++++ Record set ++++
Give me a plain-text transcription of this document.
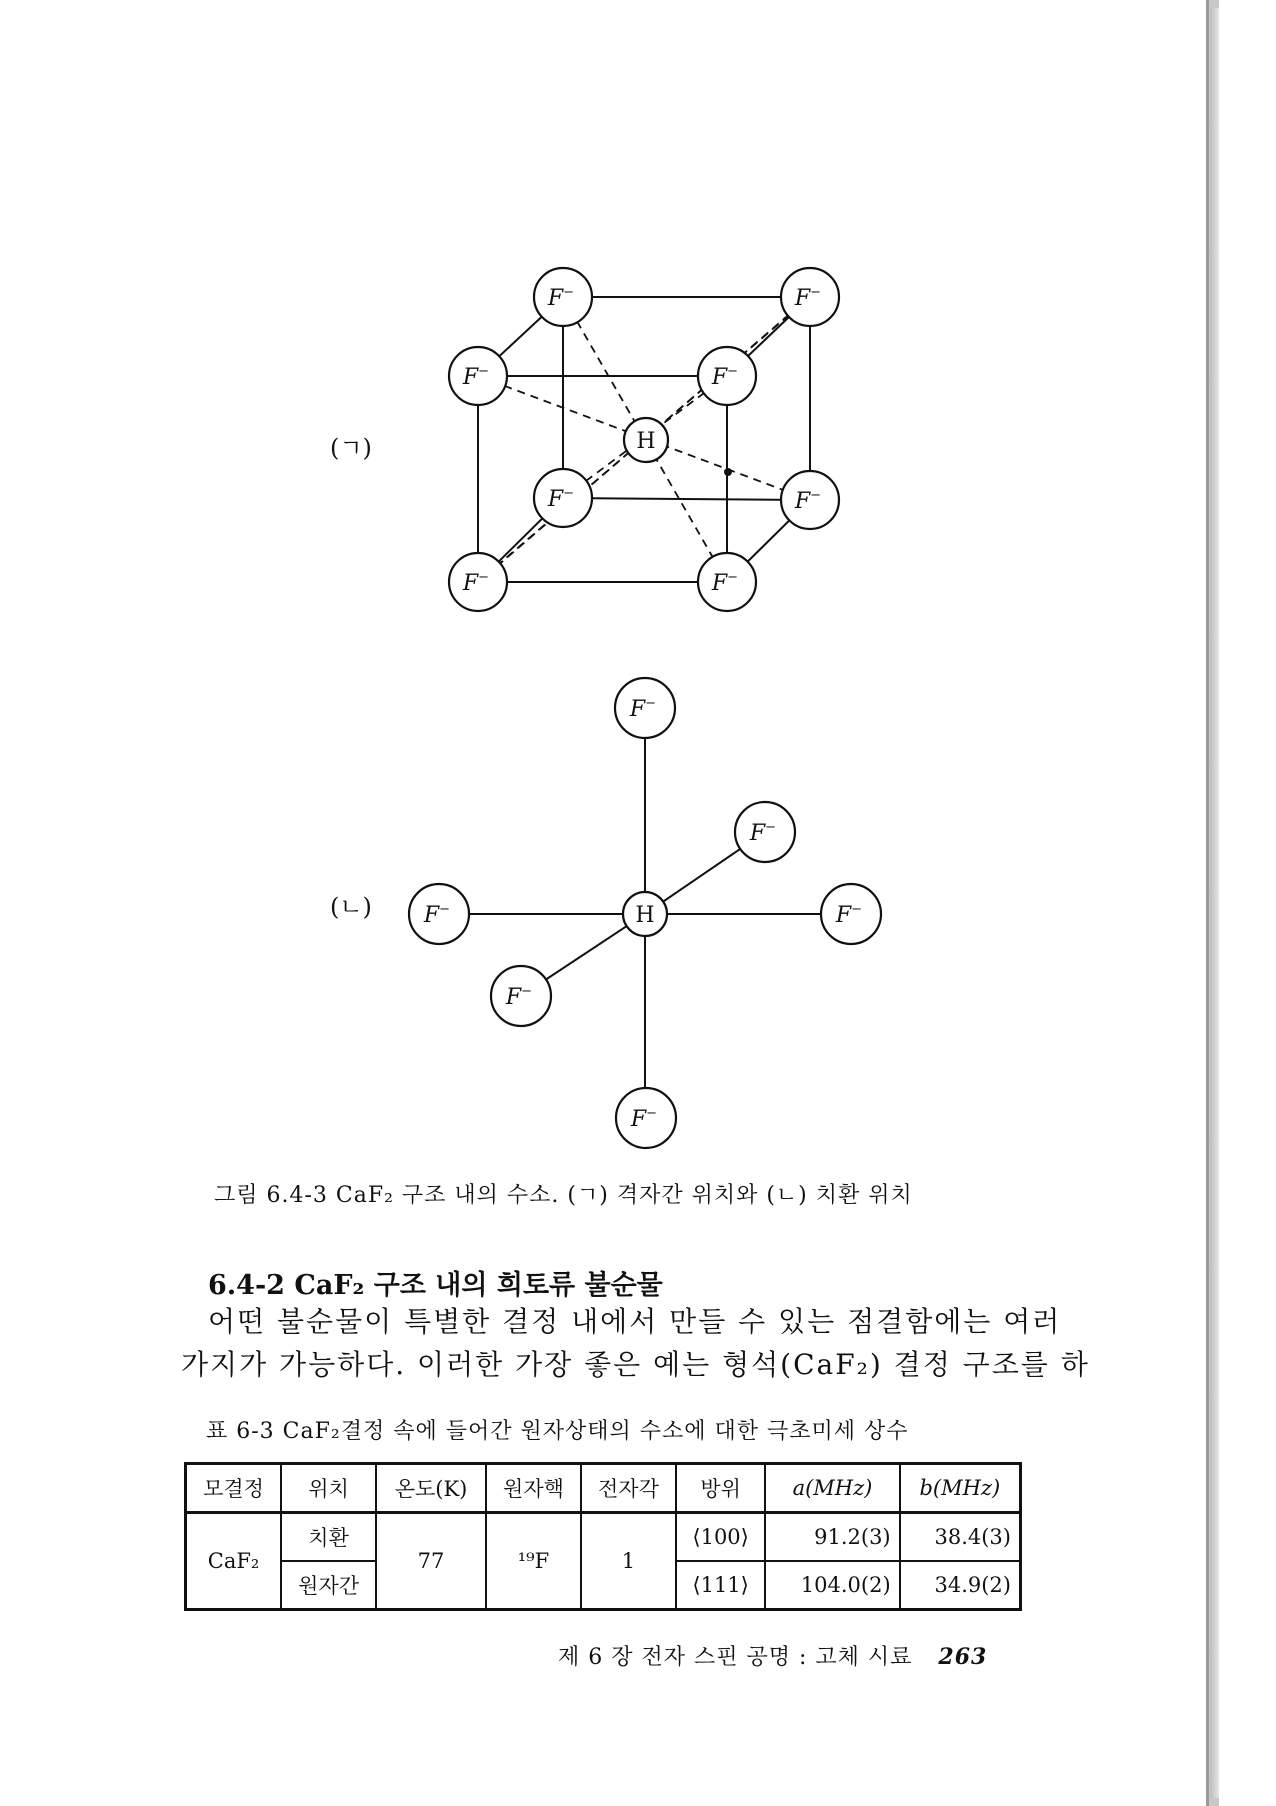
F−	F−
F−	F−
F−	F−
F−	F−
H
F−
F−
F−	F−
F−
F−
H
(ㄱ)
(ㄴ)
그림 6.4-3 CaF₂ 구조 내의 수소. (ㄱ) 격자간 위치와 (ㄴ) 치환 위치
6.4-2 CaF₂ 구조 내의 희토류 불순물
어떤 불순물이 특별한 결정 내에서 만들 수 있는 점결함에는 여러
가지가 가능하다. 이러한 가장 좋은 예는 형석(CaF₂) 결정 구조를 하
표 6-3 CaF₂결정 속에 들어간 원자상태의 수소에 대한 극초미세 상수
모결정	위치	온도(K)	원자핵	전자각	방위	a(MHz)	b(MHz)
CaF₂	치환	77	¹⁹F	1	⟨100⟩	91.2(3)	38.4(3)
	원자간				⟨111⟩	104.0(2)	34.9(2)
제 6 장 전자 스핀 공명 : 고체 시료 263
++++
• _Stated problem_:
Print the records word for word and exclude any picture they hold.

• _Task solution_:
Give me a plain-text transcription of this document.
F−	F−
F−	F−
F−	F−
F−	F−
H
F−
F−
F−	F−
F−
F−
H
(ㄱ)
(ㄴ)
그림 6.4-3 CaF₂ 구조 내의 수소. (ㄱ) 격자간 위치와 (ㄴ) 치환 위치
6.4-2 CaF₂ 구조 내의 희토류 불순물
어떤 불순물이 특별한 결정 내에서 만들 수 있는 점결함에는 여러
가지가 가능하다. 이러한 가장 좋은 예는 형석(CaF₂) 결정 구조를 하
표 6-3 CaF₂결정 속에 들어간 원자상태의 수소에 대한 극초미세 상수
모결정	위치	온도(K)	원자핵	전자각	방위	a(MHz)	b(MHz)
CaF₂	치환	77	¹⁹F	1	⟨100⟩	91.2(3)	38.4(3)
	원자간				⟨111⟩	104.0(2)	34.9(2)
제 6 장 전자 스핀 공명 : 고체 시료 263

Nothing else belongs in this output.